**Aim of the task**
Go through the lines below. Copy those with "SOFT".

* Begin Data provided *

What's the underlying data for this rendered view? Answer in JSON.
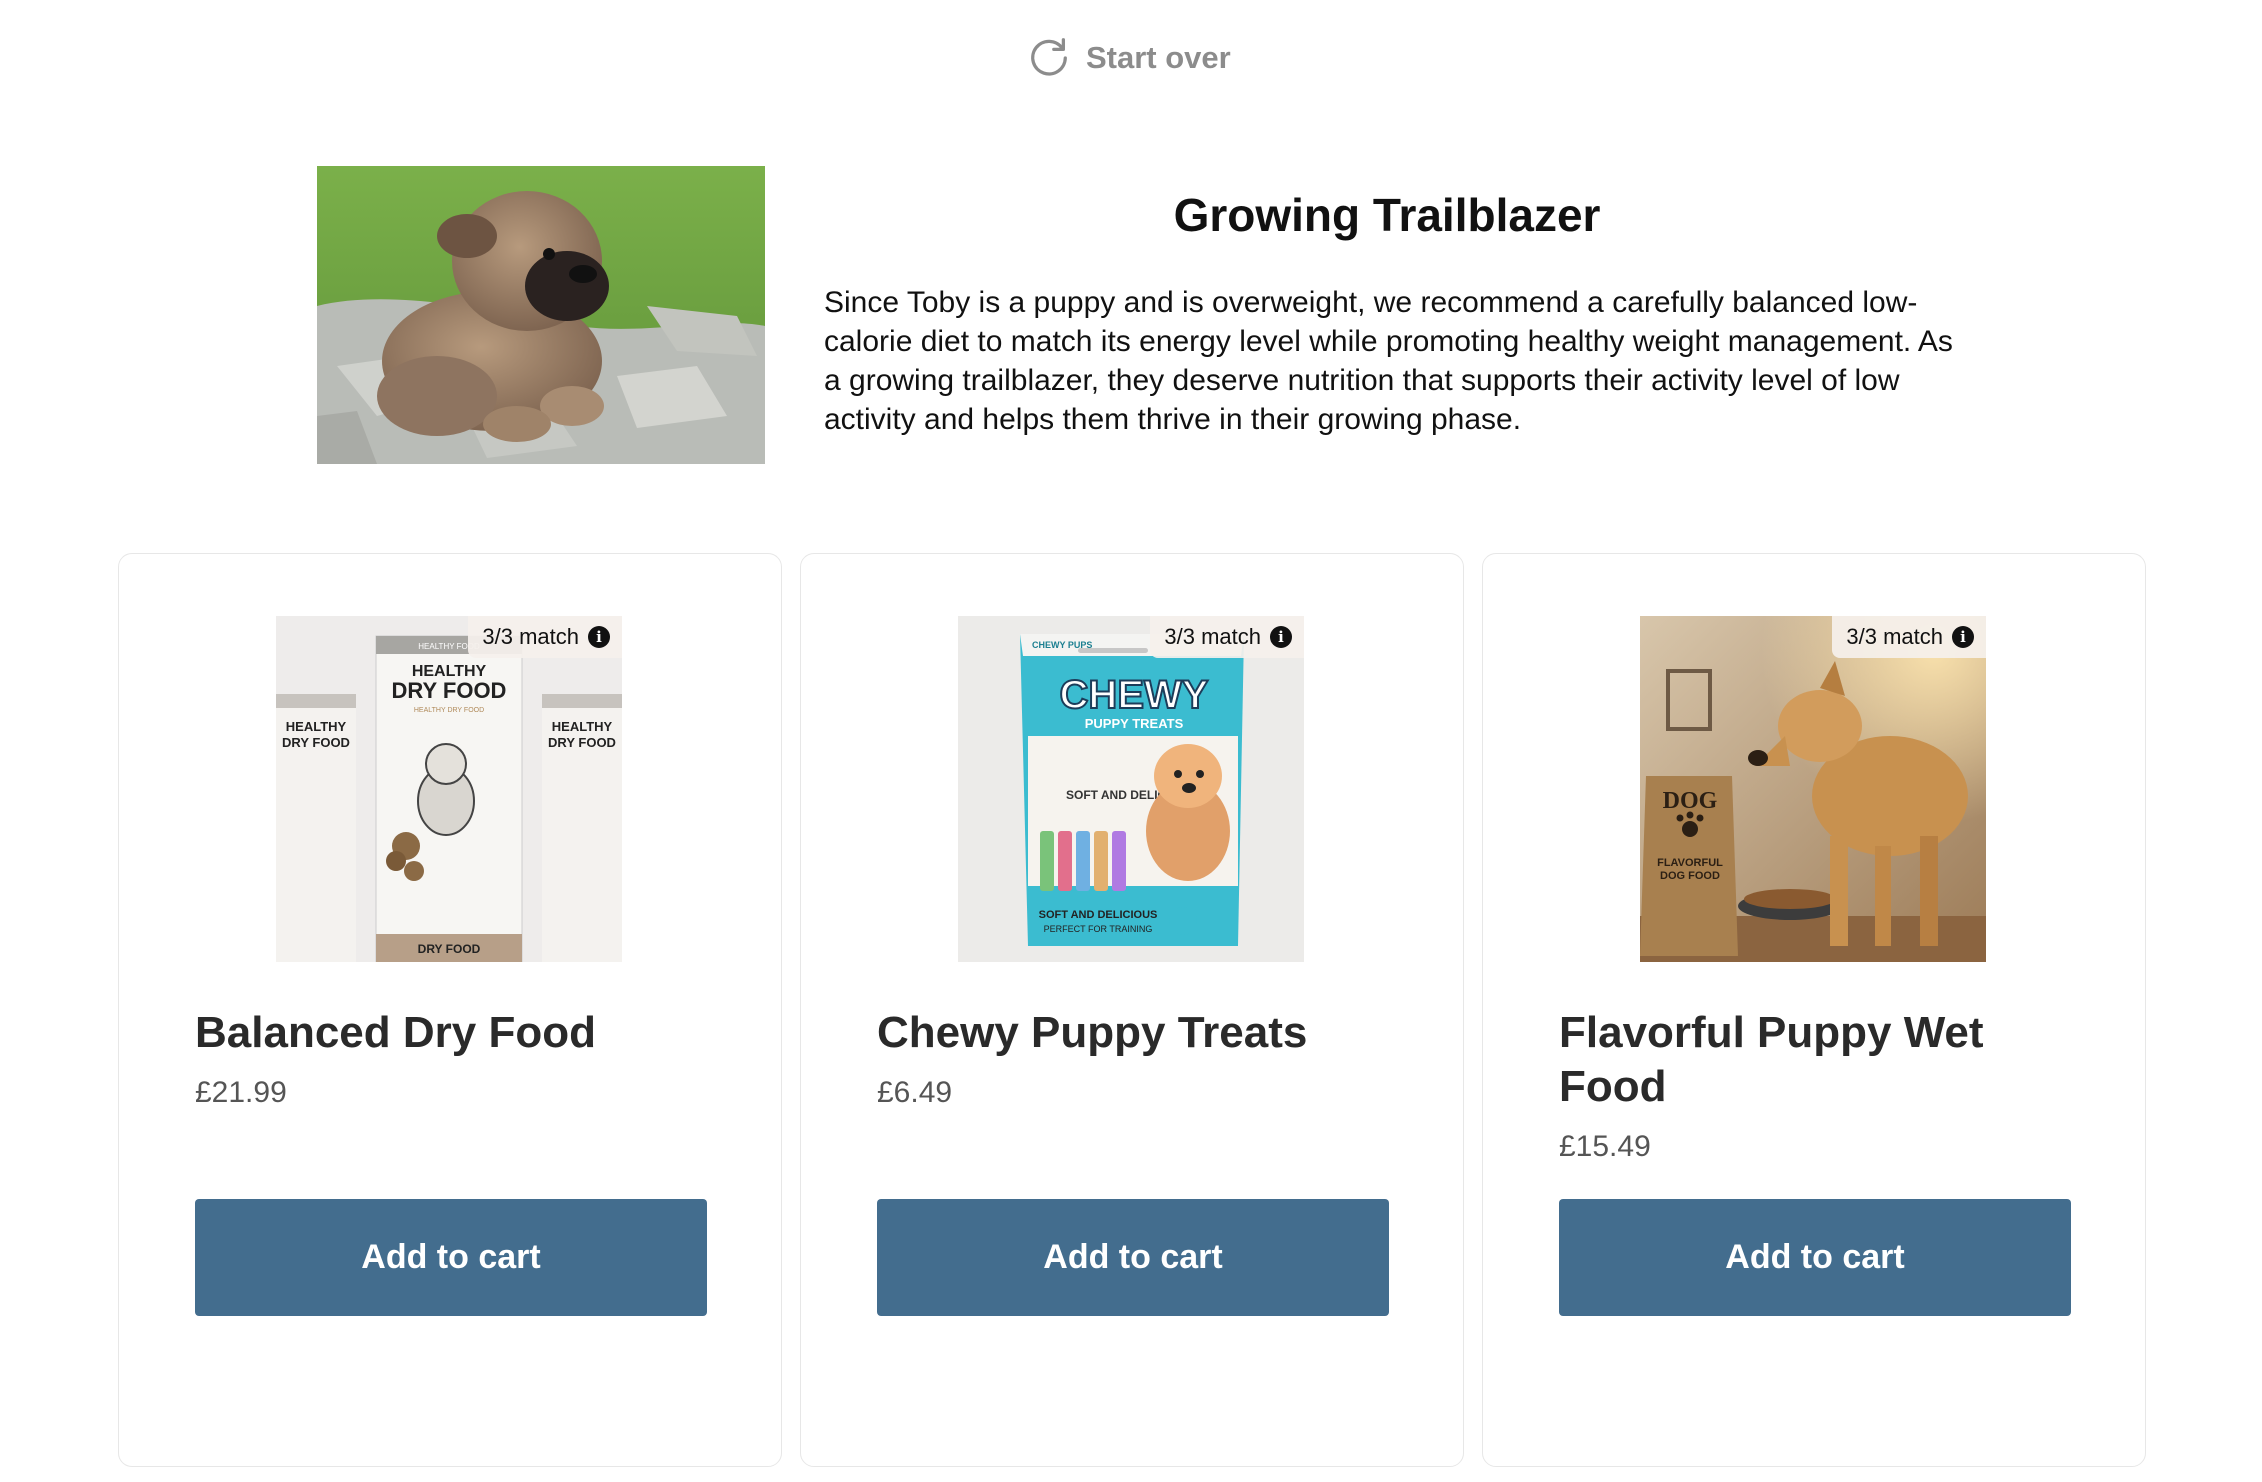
{
  "header": {
    "start_over_label": "Start over",
    "start_over_icon": "refresh-icon"
  },
  "hero": {
    "title": "Growing Trailblazer",
    "description": "Since Toby is a puppy and is overweight, we recommend a carefully balanced low-calorie diet to match its energy level while promoting healthy weight management. As a growing trailblazer, they deserve nutrition that supports their activity level of low activity and helps them thrive in their growing phase.",
    "photo_icon": "puppy-photo"
  },
  "products": [
    {
      "name": "Balanced Dry Food",
      "price": "£21.99",
      "match": "3/3 match",
      "button_label": "Add to cart",
      "image": {
        "main_brand": "HEALTHY",
        "main_product": "DRY FOOD",
        "top_tag": "HEALTHY FOOD",
        "sub": "HEALTHY DRY FOOD",
        "side_brand": "HEALTHY",
        "side_product": "DRY FOOD",
        "footer": "DRY FOOD"
      }
    },
    {
      "name": "Chewy Puppy Treats",
      "price": "£6.49",
      "match": "3/3 match",
      "button_label": "Add to cart",
      "image": {
        "corner": "CHEWY PUPS",
        "brand": "CHEWY",
        "sub": "PUPPY TREATS",
        "tag": "SOFT AND DELICIOUS",
        "footer_1": "SOFT AND DELICIOUS",
        "footer_2": "PERFECT FOR TRAINING"
      }
    },
    {
      "name": "Flavorful Puppy Wet Food",
      "price": "£15.49",
      "match": "3/3 match",
      "button_label": "Add to cart",
      "image": {
        "bag_brand": "DOG",
        "bag_sub_1": "FLAVORFUL",
        "bag_sub_2": "DOG FOOD"
      }
    }
  ],
  "colors": {
    "button": "#436d8e",
    "muted": "#8c8c8c",
    "card_border": "#e7e7e7"
  }
}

* End Data provided *

**Expected answer**
        "tag": "SOFT AND DELICIOUS",
        "footer_1": "SOFT AND DELICIOUS",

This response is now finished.